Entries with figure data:

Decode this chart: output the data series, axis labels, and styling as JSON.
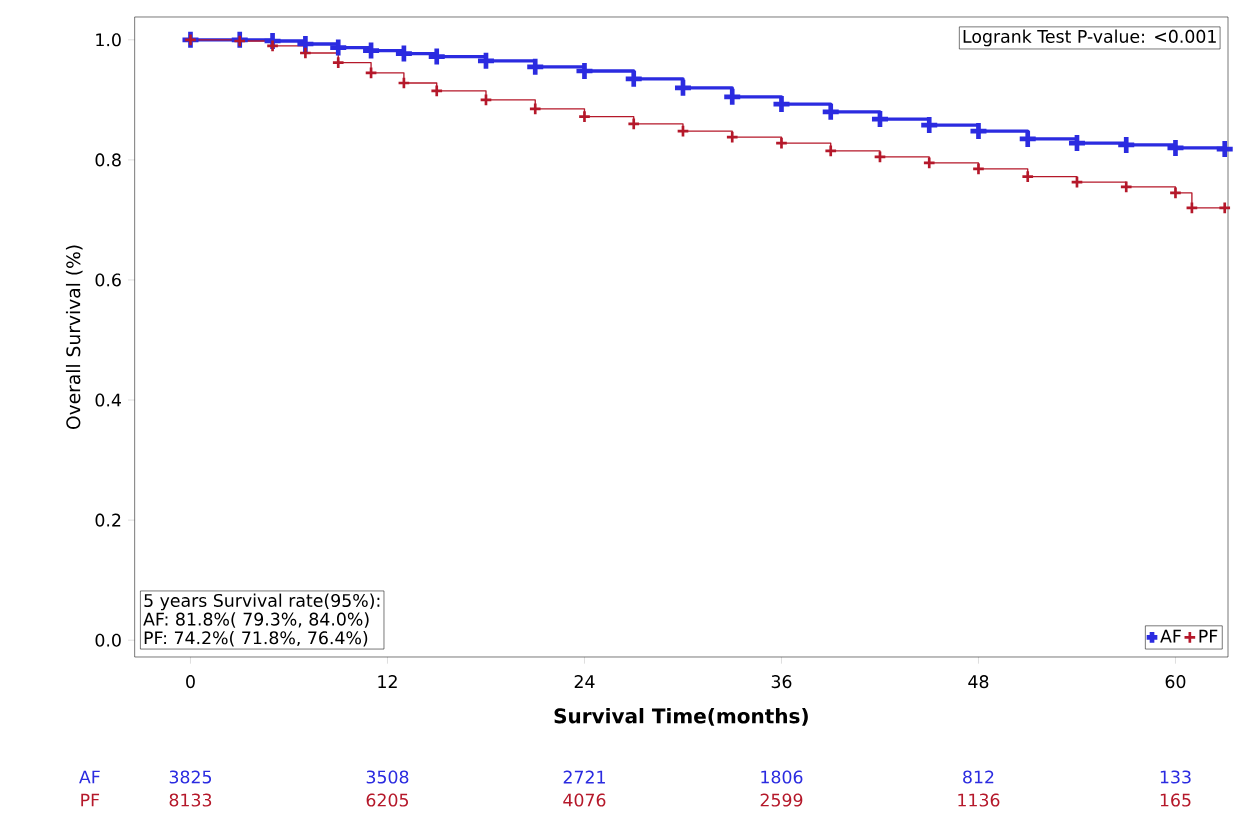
{
  "chart_data": {
    "type": "step",
    "xlabel": "Survival Time(months)",
    "ylabel": "Overall Survival (%)",
    "xlim": [
      -3.4,
      63.2
    ],
    "ylim": [
      -0.028,
      1.038
    ],
    "xticks": [
      0,
      12,
      24,
      36,
      48,
      60
    ],
    "yticks": [
      {
        "value": 0,
        "label": "0.0"
      },
      {
        "value": 0.2,
        "label": "0.2"
      },
      {
        "value": 0.4,
        "label": "0.4"
      },
      {
        "value": 0.6,
        "label": "0.6"
      },
      {
        "value": 0.8,
        "label": "0.8"
      },
      {
        "value": 1,
        "label": "1.0"
      }
    ],
    "grid": false,
    "legend": "bottom right",
    "marker": "cross",
    "line_style": "solid",
    "series": [
      {
        "name": "AF",
        "color": "#2b2be0",
        "x": [
          0,
          3,
          5,
          7,
          9,
          11,
          13,
          15,
          18,
          21,
          24,
          27,
          30,
          33,
          36,
          39,
          42,
          45,
          48,
          51,
          54,
          57,
          60,
          63
        ],
        "values": [
          1.0,
          1.0,
          0.998,
          0.993,
          0.987,
          0.982,
          0.977,
          0.972,
          0.965,
          0.955,
          0.948,
          0.935,
          0.92,
          0.905,
          0.893,
          0.88,
          0.868,
          0.858,
          0.848,
          0.835,
          0.828,
          0.825,
          0.82,
          0.818
        ]
      },
      {
        "name": "PF",
        "color": "#b5182a",
        "x": [
          0,
          3,
          5,
          7,
          9,
          11,
          13,
          15,
          18,
          21,
          24,
          27,
          30,
          33,
          36,
          39,
          42,
          45,
          48,
          51,
          54,
          57,
          60,
          61,
          63
        ],
        "values": [
          1.0,
          0.998,
          0.99,
          0.978,
          0.962,
          0.945,
          0.928,
          0.915,
          0.9,
          0.885,
          0.872,
          0.86,
          0.848,
          0.838,
          0.828,
          0.815,
          0.805,
          0.795,
          0.785,
          0.772,
          0.763,
          0.755,
          0.745,
          0.72,
          0.72
        ]
      }
    ],
    "annotations": [
      "Logrank Test P-value: <0.001",
      "5 years Survival rate(95%):",
      "AF: 81.8%( 79.3%, 84.0%)",
      "PF: 74.2%( 71.8%, 76.4%)",
      "AF",
      "3825",
      "3508",
      "2721",
      "1806",
      "812",
      "133",
      "PF",
      "8133",
      "6205",
      "4076",
      "2599",
      "1136",
      "165"
    ]
  }
}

> To do:
Gather from the data above every line with the string "series".

> Correct result:
Decode this chart: output the data series, axis labels, and styling as JSON.
    "series": [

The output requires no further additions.